Write out each line in which the string "sees" is present.

##### Extracted information #####

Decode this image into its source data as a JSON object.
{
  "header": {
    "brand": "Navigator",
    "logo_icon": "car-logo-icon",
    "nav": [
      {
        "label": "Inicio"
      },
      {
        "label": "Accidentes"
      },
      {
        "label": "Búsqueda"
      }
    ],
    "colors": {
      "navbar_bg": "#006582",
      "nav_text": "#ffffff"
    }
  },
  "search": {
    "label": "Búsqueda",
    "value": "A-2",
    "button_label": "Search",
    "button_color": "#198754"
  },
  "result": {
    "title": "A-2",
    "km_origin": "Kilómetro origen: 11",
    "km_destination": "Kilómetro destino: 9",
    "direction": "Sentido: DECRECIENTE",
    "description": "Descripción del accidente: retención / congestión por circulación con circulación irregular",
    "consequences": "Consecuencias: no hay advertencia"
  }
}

#####
##### Extracted information #####

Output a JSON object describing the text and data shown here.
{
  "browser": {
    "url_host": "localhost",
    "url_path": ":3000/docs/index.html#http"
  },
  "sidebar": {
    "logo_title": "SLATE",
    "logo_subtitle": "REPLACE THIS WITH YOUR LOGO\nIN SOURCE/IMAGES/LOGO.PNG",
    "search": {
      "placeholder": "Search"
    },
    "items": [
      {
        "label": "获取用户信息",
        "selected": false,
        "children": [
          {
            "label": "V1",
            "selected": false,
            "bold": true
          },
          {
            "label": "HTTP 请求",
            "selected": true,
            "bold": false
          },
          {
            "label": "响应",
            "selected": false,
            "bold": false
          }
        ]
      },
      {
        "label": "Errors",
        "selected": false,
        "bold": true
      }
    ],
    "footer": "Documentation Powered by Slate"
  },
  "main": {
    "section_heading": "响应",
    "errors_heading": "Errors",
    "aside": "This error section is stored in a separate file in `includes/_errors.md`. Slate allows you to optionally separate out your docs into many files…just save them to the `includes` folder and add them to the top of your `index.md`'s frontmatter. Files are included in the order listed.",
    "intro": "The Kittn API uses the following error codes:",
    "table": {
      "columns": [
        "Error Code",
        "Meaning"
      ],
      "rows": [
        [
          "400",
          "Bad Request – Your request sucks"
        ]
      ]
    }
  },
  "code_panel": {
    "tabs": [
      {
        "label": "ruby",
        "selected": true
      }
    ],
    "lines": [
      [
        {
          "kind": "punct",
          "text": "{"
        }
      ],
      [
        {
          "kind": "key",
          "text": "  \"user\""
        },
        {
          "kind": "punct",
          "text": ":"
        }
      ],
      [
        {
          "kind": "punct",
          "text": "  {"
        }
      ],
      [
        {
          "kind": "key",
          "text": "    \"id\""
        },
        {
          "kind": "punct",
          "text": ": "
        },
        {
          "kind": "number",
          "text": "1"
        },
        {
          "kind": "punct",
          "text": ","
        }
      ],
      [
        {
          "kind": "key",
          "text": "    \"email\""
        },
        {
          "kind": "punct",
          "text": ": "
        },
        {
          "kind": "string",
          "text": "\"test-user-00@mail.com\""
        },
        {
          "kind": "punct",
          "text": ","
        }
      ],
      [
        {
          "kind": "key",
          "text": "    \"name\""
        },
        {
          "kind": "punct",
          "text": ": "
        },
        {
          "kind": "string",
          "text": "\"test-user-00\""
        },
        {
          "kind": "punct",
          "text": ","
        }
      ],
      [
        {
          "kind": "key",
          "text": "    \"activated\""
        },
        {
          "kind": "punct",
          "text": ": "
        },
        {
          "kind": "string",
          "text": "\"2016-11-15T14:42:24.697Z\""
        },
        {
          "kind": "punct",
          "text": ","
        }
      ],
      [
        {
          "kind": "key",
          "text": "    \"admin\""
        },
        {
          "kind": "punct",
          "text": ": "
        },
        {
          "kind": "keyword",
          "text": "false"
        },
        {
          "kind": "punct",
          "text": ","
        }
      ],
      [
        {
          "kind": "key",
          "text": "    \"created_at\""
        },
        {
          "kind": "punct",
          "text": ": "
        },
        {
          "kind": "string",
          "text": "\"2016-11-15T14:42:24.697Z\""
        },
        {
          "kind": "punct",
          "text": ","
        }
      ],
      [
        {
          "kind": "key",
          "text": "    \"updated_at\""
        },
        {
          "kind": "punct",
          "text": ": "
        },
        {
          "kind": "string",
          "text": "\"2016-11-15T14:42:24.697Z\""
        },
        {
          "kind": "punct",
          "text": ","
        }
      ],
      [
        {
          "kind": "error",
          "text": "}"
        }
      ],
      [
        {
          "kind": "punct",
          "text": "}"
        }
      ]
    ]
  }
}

#####
##### Extracted information #####

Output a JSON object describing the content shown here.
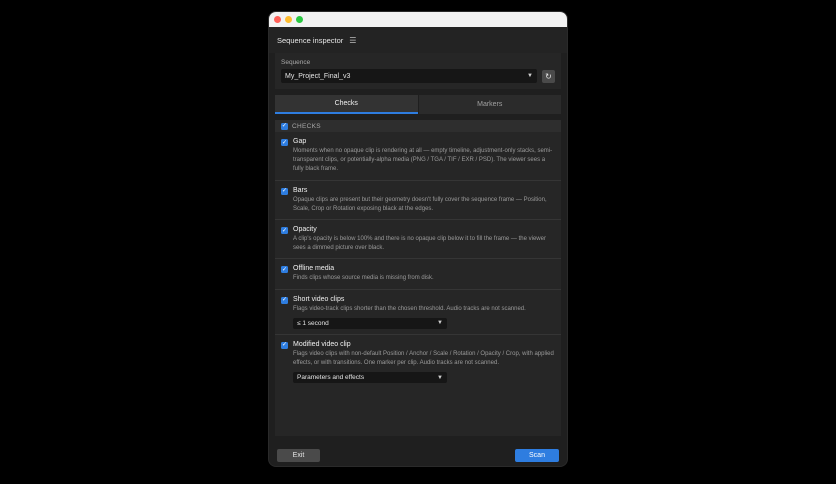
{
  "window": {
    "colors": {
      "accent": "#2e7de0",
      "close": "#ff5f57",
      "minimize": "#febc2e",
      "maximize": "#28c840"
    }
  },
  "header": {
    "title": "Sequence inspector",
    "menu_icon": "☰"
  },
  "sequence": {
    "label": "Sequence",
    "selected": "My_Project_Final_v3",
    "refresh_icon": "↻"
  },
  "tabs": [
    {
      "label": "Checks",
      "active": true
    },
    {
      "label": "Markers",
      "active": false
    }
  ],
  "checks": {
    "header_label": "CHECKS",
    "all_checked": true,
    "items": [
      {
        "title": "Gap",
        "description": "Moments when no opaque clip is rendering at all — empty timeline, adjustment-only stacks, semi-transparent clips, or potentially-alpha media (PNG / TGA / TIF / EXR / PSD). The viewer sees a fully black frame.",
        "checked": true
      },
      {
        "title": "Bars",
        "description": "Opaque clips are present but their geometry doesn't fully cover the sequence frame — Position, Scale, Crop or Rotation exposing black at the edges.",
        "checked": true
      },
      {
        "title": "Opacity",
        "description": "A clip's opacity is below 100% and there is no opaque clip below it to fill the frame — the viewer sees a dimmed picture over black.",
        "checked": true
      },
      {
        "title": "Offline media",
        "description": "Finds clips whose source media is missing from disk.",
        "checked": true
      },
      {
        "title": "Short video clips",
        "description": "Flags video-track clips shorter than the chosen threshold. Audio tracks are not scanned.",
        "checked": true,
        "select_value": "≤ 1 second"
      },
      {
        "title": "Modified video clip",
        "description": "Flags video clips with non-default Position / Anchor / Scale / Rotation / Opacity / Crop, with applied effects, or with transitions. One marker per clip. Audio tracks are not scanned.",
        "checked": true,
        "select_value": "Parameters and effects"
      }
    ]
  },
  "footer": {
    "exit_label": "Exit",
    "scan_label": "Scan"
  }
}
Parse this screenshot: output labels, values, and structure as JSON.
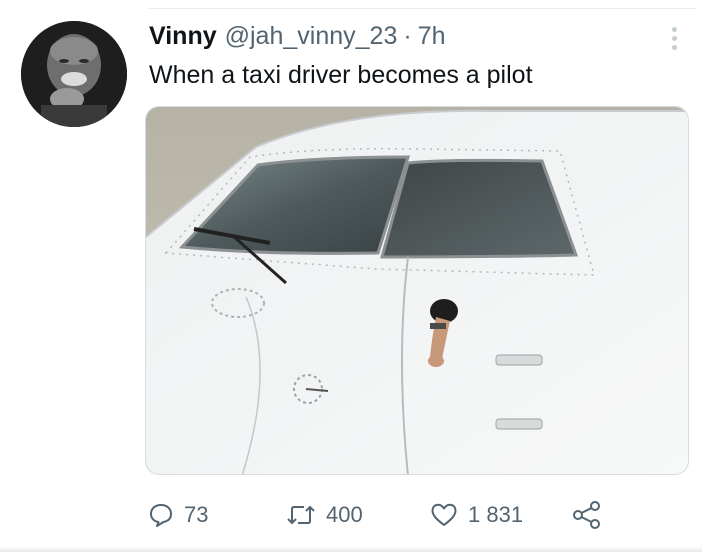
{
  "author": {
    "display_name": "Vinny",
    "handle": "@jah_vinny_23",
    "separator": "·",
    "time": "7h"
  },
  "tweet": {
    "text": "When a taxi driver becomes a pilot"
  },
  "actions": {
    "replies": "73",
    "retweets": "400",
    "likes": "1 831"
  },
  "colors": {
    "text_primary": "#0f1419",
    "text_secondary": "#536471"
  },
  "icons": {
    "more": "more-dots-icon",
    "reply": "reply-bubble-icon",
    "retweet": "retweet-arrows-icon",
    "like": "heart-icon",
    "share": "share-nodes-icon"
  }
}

#####

#### Result of this exercise:
        "description": "Moments when no opaque clip is rendering at all — empty timeline, adjustment-only stacks, semi-transparent clips, or potentially-alpha media (PNG / TGA / TIF / EXR / PSD). The viewer sees a fully black frame.",
        "description": "A clip's opacity is below 100% and there is no opaque clip below it to fill the frame — the viewer sees a dimmed picture over black.",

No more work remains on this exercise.